What the exercise asks → Print out each entry below exactly, please.

The data →
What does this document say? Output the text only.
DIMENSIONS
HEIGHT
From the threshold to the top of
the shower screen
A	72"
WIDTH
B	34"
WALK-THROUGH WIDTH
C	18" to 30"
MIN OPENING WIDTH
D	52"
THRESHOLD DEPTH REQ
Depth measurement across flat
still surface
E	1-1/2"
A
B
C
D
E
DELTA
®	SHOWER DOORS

Completed exercise →
What does this document say? Output the text only.
DIMENSIONS
HEIGHT
From the threshold to the top of
the shower screen
A	72"
WIDTH
B	34"
WALK-THROUGH WIDTH
C	18" to 30"
MIN OPENING WIDTH
D	52"
THRESHOLD DEPTH REQ
Depth measurement across flat
still surface
E	1-1/2"
A
B
C
D
E
DELTA
®	SHOWER DOORS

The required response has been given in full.